WHAT YOU SHOULD DO =>
Gather all lines containing the string "candlestick" and copy them out.

DATASET EXTRACT =>
-=-=-=-=-
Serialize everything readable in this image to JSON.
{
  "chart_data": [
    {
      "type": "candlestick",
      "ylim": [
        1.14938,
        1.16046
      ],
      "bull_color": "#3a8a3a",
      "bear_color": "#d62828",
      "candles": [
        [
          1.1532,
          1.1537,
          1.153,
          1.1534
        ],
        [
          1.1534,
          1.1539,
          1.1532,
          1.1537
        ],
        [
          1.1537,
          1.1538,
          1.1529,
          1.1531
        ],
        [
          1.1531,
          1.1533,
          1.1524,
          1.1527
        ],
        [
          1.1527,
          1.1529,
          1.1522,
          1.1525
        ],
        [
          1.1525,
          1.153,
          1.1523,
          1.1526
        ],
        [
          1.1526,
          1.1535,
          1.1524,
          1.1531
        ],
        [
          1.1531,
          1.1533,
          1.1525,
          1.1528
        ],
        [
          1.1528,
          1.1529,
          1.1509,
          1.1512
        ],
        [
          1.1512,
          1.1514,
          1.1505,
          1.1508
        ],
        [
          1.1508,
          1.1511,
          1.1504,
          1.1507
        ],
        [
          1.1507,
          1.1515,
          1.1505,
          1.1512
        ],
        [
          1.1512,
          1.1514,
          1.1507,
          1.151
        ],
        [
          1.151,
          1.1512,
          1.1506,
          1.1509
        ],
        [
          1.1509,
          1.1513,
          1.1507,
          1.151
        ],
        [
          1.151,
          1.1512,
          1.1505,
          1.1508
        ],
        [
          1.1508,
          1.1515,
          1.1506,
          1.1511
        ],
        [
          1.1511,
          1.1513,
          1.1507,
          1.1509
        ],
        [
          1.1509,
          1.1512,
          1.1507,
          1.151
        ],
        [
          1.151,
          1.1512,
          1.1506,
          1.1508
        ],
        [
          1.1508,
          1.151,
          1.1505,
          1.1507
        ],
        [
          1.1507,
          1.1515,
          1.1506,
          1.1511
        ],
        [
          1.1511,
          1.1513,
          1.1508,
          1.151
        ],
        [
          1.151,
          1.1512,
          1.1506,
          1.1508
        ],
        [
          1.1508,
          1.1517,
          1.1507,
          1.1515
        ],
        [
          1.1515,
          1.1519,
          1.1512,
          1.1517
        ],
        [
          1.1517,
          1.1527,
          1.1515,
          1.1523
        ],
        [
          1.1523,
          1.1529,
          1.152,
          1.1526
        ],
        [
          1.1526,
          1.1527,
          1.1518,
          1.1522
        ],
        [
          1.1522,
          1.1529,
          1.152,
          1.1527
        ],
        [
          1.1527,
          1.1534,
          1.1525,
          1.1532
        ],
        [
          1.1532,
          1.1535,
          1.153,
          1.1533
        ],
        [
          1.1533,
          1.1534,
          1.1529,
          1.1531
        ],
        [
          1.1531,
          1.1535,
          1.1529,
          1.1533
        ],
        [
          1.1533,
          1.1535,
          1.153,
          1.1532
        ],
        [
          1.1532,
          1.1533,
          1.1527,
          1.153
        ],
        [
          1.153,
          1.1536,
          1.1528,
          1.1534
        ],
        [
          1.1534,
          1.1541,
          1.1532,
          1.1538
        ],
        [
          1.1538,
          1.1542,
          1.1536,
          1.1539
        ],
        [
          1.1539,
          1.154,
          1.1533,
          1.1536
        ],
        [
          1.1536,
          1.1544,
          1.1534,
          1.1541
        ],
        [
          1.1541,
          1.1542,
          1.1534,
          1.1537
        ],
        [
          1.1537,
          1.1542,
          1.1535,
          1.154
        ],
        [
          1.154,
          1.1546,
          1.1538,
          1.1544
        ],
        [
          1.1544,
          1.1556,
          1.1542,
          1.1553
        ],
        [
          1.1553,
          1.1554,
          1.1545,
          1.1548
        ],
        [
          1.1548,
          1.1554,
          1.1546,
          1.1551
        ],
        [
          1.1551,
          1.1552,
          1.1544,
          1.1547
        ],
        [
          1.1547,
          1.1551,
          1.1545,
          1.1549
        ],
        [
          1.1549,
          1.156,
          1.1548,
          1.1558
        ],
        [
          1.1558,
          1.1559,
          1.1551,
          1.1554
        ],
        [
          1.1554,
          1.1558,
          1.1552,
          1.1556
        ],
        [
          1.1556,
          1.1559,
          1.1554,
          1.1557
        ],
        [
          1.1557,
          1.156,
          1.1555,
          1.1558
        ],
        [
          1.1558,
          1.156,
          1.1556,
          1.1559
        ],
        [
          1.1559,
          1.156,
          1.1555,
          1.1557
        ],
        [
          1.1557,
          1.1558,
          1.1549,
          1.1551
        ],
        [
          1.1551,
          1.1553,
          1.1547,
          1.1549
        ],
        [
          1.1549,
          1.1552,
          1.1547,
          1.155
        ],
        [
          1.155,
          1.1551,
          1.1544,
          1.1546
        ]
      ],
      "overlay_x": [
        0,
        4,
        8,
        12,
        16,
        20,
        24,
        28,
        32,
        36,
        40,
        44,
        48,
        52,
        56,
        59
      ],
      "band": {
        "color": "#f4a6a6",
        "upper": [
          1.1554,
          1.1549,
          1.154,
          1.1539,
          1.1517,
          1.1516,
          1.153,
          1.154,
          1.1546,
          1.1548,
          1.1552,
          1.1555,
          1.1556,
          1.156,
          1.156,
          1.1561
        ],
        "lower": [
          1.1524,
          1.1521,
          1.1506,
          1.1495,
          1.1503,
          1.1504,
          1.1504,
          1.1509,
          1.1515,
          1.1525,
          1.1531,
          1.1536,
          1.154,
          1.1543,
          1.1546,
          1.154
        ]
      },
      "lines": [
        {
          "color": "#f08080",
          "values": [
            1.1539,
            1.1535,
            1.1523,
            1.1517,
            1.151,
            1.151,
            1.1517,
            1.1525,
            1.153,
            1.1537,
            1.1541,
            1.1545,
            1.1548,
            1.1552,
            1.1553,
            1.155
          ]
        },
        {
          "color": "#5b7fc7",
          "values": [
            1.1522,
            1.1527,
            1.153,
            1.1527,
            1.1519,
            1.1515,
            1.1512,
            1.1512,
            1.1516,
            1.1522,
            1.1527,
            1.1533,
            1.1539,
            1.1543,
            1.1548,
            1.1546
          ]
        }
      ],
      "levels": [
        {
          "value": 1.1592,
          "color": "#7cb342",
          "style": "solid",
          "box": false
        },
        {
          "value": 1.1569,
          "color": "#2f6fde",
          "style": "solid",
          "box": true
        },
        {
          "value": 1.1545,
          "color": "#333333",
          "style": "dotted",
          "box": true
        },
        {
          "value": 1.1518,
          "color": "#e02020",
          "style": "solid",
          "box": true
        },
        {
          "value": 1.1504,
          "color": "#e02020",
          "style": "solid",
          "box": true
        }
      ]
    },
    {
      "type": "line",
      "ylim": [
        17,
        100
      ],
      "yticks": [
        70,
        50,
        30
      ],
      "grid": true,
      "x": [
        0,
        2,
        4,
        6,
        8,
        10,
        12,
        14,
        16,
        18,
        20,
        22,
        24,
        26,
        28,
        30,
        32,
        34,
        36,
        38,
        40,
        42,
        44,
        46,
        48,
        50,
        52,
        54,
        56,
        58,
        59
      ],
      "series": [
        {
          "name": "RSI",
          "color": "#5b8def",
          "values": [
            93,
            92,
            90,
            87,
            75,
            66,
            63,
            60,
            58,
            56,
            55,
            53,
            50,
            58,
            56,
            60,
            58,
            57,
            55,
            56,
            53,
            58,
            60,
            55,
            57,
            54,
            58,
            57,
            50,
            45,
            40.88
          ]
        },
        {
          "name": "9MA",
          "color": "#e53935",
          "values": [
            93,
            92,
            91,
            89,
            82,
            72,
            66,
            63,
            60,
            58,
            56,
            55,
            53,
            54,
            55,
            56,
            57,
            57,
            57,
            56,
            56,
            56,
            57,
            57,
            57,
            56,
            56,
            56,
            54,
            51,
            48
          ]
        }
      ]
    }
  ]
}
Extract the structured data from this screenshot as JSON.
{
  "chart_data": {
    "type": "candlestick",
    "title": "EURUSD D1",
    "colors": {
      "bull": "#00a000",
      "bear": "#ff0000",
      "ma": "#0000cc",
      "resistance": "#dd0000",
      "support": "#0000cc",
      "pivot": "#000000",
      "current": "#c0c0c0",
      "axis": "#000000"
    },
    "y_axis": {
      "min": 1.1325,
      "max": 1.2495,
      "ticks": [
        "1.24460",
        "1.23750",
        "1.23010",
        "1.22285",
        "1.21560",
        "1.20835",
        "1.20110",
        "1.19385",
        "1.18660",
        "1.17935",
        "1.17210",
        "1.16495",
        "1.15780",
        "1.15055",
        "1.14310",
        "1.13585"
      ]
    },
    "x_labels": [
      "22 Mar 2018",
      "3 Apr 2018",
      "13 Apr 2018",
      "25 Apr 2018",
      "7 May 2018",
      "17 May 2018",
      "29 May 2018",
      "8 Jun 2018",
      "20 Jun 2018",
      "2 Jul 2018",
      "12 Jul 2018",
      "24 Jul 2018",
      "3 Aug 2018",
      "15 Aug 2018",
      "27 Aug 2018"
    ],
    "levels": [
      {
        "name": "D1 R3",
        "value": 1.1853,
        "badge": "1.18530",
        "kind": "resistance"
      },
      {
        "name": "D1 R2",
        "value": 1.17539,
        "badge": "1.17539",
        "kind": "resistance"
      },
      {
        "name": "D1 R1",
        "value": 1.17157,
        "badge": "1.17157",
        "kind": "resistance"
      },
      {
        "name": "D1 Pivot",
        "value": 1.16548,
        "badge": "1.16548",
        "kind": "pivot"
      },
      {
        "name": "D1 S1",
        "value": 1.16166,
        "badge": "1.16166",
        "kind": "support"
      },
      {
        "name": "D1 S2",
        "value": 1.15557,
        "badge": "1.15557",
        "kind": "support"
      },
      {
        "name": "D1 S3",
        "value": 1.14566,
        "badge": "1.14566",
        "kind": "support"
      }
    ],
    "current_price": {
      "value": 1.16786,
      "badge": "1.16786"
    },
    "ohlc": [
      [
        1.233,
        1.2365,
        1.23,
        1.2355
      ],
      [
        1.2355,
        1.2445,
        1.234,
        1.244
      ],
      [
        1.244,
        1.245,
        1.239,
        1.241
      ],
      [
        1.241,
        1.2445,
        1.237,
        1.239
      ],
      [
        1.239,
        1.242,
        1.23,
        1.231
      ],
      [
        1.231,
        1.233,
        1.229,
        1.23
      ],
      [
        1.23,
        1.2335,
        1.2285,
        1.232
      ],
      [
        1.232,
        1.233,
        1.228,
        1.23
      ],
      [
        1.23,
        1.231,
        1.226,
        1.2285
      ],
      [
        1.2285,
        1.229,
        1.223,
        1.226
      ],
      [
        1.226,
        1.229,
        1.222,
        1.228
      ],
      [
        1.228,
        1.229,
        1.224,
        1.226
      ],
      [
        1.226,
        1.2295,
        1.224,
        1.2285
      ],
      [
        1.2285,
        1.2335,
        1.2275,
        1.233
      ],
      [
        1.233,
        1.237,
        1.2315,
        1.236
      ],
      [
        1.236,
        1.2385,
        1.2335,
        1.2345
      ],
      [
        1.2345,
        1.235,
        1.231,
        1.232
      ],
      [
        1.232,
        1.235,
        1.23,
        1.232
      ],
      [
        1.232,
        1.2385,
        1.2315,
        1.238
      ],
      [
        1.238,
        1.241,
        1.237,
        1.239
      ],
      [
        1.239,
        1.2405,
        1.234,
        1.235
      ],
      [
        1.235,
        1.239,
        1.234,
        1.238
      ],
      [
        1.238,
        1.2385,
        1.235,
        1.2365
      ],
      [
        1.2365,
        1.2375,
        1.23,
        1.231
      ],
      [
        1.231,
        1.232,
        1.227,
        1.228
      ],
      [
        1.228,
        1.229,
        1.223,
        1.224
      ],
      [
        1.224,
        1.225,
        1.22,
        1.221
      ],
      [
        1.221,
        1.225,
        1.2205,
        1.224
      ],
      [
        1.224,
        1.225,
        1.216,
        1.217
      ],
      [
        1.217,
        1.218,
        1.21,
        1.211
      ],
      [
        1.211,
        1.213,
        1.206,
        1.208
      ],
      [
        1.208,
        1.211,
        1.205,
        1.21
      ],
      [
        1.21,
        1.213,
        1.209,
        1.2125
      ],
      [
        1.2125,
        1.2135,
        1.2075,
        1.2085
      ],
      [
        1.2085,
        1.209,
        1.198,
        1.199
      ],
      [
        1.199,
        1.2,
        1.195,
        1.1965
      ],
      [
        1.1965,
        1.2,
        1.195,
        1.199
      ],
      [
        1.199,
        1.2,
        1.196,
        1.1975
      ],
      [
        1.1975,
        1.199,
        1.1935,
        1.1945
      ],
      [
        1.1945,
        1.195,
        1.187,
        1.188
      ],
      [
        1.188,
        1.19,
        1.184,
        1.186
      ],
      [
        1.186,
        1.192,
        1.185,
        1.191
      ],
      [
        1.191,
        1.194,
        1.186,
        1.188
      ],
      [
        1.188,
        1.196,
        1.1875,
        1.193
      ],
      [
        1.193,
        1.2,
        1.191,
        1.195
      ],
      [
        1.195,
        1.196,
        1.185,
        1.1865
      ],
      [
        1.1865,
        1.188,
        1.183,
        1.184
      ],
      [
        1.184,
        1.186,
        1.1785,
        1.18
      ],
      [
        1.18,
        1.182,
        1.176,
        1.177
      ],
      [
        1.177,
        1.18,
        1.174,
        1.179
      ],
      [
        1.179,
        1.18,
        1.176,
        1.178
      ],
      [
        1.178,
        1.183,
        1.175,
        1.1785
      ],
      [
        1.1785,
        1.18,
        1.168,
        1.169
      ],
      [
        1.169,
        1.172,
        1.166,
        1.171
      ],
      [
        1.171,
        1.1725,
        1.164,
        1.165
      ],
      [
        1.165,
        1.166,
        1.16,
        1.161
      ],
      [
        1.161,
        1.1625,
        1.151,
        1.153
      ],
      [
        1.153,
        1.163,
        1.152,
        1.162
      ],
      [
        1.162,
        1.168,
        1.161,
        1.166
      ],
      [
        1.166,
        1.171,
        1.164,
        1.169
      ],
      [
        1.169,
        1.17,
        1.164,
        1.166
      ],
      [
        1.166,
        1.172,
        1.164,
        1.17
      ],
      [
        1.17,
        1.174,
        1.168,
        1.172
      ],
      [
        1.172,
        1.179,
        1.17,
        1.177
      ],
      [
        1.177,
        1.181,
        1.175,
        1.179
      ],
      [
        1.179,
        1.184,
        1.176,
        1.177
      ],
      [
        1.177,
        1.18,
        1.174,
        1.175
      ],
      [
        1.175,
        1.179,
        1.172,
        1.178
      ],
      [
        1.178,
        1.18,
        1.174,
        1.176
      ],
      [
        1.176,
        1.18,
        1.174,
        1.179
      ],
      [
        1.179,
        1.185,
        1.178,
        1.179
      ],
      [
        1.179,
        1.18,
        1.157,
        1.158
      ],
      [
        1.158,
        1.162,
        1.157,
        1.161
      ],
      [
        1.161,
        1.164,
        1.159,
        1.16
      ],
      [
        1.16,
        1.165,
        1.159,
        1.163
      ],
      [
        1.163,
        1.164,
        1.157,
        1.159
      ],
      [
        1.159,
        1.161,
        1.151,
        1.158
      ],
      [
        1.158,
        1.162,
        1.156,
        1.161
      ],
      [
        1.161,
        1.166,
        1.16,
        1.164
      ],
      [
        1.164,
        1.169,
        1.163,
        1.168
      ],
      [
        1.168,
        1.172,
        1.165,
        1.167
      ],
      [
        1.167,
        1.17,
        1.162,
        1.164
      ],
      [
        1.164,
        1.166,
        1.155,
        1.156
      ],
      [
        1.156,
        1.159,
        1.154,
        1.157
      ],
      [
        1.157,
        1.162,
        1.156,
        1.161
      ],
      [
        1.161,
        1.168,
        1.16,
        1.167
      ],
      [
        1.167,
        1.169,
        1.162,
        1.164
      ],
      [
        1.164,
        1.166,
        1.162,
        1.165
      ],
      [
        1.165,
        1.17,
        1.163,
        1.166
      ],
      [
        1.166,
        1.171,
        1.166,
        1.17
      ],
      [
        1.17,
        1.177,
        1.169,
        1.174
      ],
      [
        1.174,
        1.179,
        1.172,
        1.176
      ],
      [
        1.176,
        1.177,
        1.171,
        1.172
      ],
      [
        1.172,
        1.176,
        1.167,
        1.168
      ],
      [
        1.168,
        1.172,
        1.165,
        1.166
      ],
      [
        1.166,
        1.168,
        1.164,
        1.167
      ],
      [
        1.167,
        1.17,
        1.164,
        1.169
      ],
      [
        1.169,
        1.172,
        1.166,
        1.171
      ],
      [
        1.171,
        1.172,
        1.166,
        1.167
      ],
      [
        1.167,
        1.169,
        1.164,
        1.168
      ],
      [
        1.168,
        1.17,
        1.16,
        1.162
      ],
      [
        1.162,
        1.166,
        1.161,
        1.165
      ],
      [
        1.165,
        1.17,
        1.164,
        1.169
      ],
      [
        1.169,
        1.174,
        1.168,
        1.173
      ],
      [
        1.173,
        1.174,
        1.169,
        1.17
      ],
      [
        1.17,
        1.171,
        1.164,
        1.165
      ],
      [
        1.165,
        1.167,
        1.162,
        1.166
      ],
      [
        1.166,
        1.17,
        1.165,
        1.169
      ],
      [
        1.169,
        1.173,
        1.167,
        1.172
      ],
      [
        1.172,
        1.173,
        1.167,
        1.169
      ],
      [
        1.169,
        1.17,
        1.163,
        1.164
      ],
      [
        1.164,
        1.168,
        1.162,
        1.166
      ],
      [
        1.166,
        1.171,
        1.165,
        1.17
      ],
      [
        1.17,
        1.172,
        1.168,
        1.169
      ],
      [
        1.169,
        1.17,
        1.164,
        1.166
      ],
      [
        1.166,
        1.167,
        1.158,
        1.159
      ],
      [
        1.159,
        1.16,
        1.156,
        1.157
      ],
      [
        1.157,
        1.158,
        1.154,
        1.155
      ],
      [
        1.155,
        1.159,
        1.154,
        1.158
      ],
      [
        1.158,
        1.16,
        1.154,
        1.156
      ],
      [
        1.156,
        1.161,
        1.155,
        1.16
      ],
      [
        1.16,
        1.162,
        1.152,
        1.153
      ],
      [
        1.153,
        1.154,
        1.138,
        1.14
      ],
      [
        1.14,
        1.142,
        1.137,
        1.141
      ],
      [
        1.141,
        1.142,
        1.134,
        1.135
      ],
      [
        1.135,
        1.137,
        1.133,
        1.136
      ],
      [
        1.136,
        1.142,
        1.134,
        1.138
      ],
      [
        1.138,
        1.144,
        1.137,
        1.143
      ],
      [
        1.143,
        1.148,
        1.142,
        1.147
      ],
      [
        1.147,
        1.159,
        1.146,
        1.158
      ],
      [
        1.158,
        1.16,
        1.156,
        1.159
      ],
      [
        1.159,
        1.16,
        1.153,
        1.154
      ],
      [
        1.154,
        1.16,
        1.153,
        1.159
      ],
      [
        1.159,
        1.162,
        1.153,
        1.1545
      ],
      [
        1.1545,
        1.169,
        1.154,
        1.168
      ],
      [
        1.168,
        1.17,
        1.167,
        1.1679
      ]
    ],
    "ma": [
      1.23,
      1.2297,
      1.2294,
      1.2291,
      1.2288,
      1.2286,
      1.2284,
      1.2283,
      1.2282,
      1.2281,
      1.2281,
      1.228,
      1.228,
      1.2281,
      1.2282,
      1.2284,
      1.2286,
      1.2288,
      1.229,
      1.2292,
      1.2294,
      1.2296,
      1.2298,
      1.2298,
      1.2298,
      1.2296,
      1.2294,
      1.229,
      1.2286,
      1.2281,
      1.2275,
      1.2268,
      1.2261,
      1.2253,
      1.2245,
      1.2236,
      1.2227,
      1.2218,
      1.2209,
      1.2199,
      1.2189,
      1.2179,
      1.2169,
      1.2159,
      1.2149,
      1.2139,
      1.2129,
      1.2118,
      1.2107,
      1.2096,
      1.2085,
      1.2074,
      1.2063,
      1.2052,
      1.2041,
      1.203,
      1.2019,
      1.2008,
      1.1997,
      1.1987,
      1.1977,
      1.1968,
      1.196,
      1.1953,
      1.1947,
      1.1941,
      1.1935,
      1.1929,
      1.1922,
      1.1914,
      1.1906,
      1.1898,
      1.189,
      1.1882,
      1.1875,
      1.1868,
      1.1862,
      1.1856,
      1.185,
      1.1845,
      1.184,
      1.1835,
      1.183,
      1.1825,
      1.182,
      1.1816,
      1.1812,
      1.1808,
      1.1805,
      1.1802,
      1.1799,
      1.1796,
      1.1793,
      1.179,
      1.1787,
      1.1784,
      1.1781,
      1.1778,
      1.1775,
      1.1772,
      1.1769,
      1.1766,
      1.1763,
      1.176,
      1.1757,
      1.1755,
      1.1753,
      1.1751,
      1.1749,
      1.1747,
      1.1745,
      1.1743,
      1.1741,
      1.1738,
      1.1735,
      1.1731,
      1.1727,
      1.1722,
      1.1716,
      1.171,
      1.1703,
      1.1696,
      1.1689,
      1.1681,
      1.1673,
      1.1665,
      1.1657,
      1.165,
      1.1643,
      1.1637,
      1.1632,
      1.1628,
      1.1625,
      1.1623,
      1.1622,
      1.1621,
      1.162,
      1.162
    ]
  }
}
-=-=-=-=-
THE RESPONSE =>
      "type": "candlestick",
    "type": "candlestick",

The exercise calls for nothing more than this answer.